## Records for this exercise:
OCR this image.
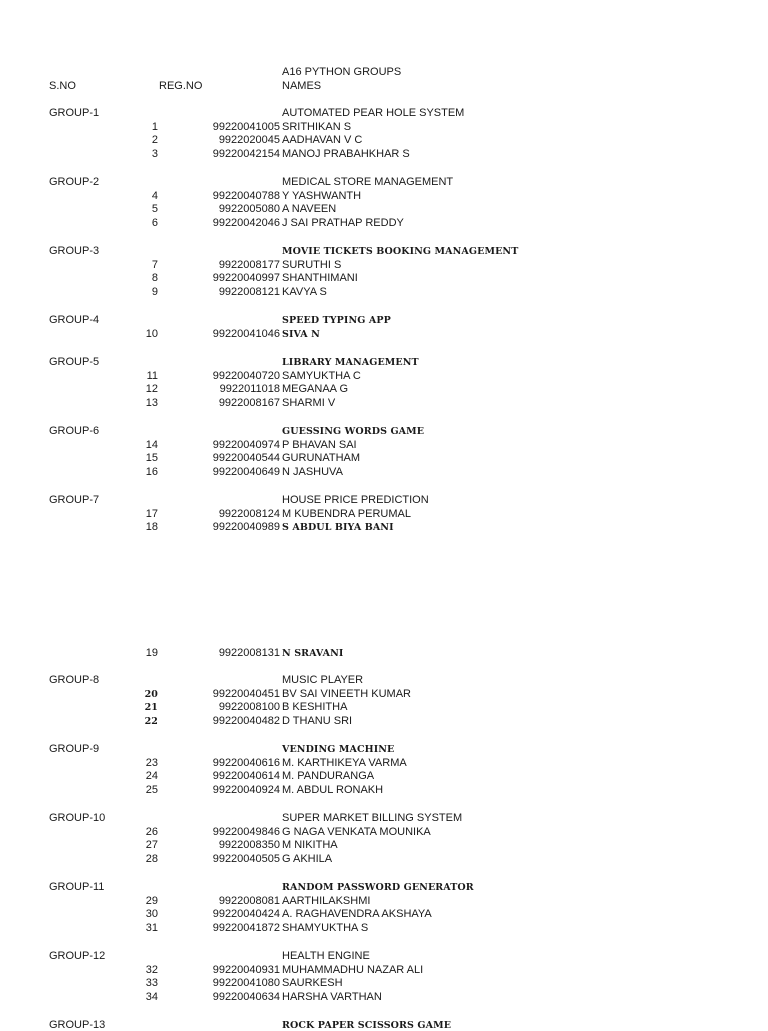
A16 PYTHON GROUPS
S.NO	REG.NO	NAMES
GROUP-1	AUTOMATED PEAR HOLE SYSTEM
1	99220041005 SRITHIKAN S
2	9922020045 AADHAVAN V C
3	99220042154 MANOJ PRABAHKHAR S
GROUP-2	MEDICAL STORE MANAGEMENT
4	99220040788 Y YASHWANTH
5	9922005080 A NAVEEN
6	99220042046 J SAI PRATHAP REDDY
GROUP-3	MOVIE TICKETS BOOKING MANAGEMENT
7	9922008177 SURUTHI S
8	99220040997 SHANTHIMANI
9	9922008121 KAVYA S
GROUP-4	SPEED TYPING APP
10	99220041046 SIVA N
GROUP-5	LIBRARY MANAGEMENT
11	99220040720 SAMYUKTHA C
12	9922011018 MEGANAA G
13	9922008167 SHARMI V
GROUP-6	GUESSING WORDS GAME
14	99220040974 P BHAVAN SAI
15	99220040544 GURUNATHAM
16	99220040649 N JASHUVA
GROUP-7	HOUSE PRICE PREDICTION
17	9922008124 M KUBENDRA PERUMAL
18	99220040989 S ABDUL BIYA BANI
19	9922008131 N SRAVANI
GROUP-8	MUSIC PLAYER
20	99220040451 BV SAI VINEETH KUMAR
21	9922008100 B KESHITHA
22	99220040482 D THANU SRI
GROUP-9	VENDING MACHINE
23	99220040616 M. KARTHIKEYA VARMA
24	99220040614 M. PANDURANGA
25	99220040924 M. ABDUL RONAKH
GROUP-10	SUPER MARKET BILLING SYSTEM
26	99220049846 G NAGA VENKATA MOUNIKA
27	9922008350 M NIKITHA
28	99220040505 G AKHILA
GROUP-11	RANDOM PASSWORD GENERATOR
29	9922008081 AARTHILAKSHMI
30	99220040424 A. RAGHAVENDRA AKSHAYA
31	99220041872 SHAMYUKTHA S
GROUP-12	HEALTH ENGINE
32	99220040931 MUHAMMADHU NAZAR ALI
33	99220041080 SAURKESH
34	99220040634 HARSHA VARTHAN
GROUP-13	ROCK PAPER SCISSORS GAME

## Problem to solve:
Look through the data above. Copy every line with the string "GAME" in it.

## Task answer:
GROUP-6	GUESSING WORDS GAME
GROUP-13	ROCK PAPER SCISSORS GAME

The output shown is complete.